▶ [WHAT TO WORK ON]
In the listing below, count the lines with "dziecko" and report only the figure.

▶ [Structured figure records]
____________________

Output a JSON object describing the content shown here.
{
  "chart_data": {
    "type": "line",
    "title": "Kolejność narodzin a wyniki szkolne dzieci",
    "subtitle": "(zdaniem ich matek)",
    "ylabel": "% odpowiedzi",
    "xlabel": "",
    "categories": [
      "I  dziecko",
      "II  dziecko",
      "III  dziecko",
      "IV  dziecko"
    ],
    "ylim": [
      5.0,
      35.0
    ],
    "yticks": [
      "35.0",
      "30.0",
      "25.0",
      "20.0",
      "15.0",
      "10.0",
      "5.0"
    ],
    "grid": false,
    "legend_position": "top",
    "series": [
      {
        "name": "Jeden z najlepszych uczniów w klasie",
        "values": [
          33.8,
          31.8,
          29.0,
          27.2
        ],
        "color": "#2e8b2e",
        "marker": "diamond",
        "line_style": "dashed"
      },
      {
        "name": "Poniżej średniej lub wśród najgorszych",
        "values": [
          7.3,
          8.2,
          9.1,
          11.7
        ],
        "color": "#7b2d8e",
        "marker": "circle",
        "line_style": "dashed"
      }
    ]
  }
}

____________________

▶ [RESPONSE]
4